* [WRITTEN INSTRUCTION]:
Please give the entries again in full and exactly, without any picture.

**********

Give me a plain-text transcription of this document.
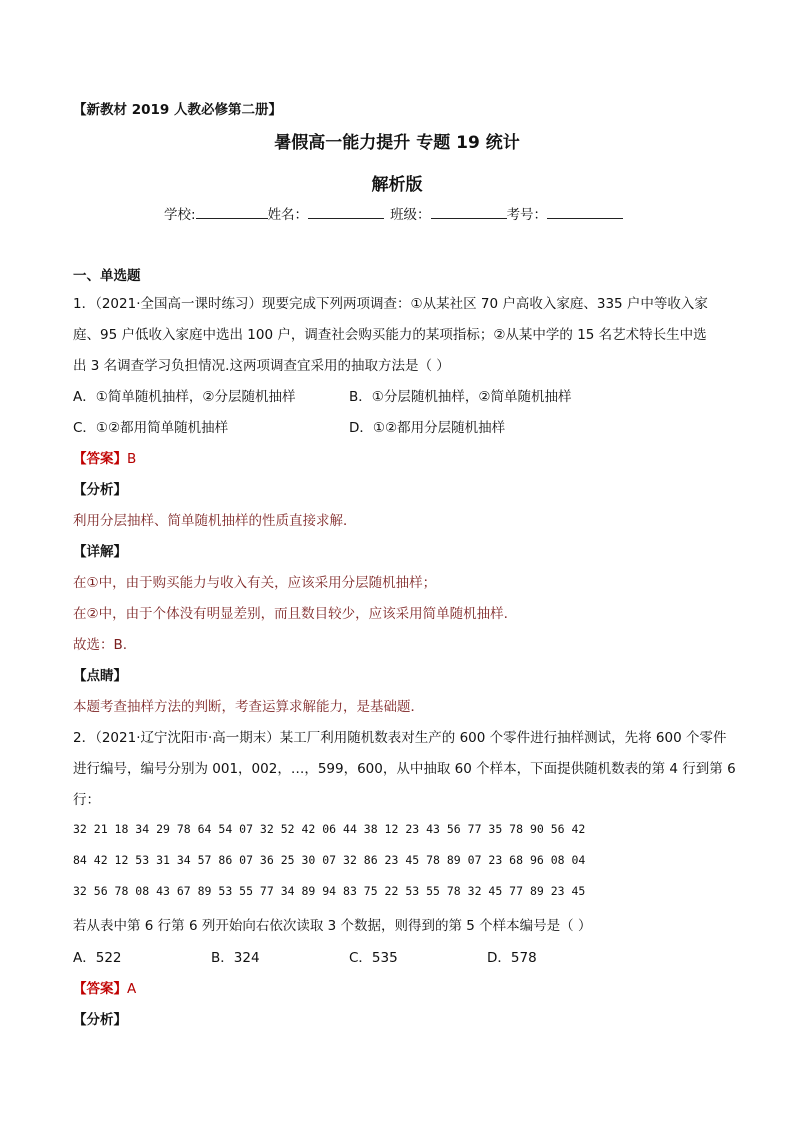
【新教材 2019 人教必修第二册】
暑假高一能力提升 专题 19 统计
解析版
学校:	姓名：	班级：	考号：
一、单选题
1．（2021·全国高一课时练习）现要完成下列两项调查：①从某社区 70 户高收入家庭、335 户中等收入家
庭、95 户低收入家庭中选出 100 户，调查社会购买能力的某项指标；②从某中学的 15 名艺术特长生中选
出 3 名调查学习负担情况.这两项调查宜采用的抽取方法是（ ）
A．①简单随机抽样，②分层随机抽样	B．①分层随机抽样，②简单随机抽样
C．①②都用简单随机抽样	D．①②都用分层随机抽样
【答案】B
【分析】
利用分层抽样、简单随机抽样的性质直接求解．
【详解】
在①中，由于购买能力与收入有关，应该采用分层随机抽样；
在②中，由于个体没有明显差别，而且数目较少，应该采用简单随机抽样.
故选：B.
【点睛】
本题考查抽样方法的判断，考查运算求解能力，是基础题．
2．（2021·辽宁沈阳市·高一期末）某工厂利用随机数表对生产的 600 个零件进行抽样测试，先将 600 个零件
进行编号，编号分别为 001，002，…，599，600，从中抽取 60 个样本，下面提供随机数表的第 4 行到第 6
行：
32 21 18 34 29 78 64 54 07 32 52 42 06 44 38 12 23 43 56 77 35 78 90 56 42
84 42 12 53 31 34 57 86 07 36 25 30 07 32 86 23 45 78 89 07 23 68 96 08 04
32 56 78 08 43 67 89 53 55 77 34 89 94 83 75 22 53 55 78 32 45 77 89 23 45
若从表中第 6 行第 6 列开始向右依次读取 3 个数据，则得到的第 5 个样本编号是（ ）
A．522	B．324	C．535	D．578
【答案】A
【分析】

**********

* [SOLUTION FOR THIS PROBLEM]:
Give me a plain-text transcription of this document.
【新教材 2019 人教必修第二册】
暑假高一能力提升 专题 19 统计
解析版
学校:	姓名：	班级：	考号：
一、单选题
1．（2021·全国高一课时练习）现要完成下列两项调查：①从某社区 70 户高收入家庭、335 户中等收入家
庭、95 户低收入家庭中选出 100 户，调查社会购买能力的某项指标；②从某中学的 15 名艺术特长生中选
出 3 名调查学习负担情况.这两项调查宜采用的抽取方法是（ ）
A．①简单随机抽样，②分层随机抽样	B．①分层随机抽样，②简单随机抽样
C．①②都用简单随机抽样	D．①②都用分层随机抽样
【答案】B
【分析】
利用分层抽样、简单随机抽样的性质直接求解．
【详解】
在①中，由于购买能力与收入有关，应该采用分层随机抽样；
在②中，由于个体没有明显差别，而且数目较少，应该采用简单随机抽样.
故选：B.
【点睛】
本题考查抽样方法的判断，考查运算求解能力，是基础题．
2．（2021·辽宁沈阳市·高一期末）某工厂利用随机数表对生产的 600 个零件进行抽样测试，先将 600 个零件
进行编号，编号分别为 001，002，…，599，600，从中抽取 60 个样本，下面提供随机数表的第 4 行到第 6
行：
32 21 18 34 29 78 64 54 07 32 52 42 06 44 38 12 23 43 56 77 35 78 90 56 42
84 42 12 53 31 34 57 86 07 36 25 30 07 32 86 23 45 78 89 07 23 68 96 08 04
32 56 78 08 43 67 89 53 55 77 34 89 94 83 75 22 53 55 78 32 45 77 89 23 45
若从表中第 6 行第 6 列开始向右依次读取 3 个数据，则得到的第 5 个样本编号是（ ）
A．522	B．324	C．535	D．578
【答案】A
【分析】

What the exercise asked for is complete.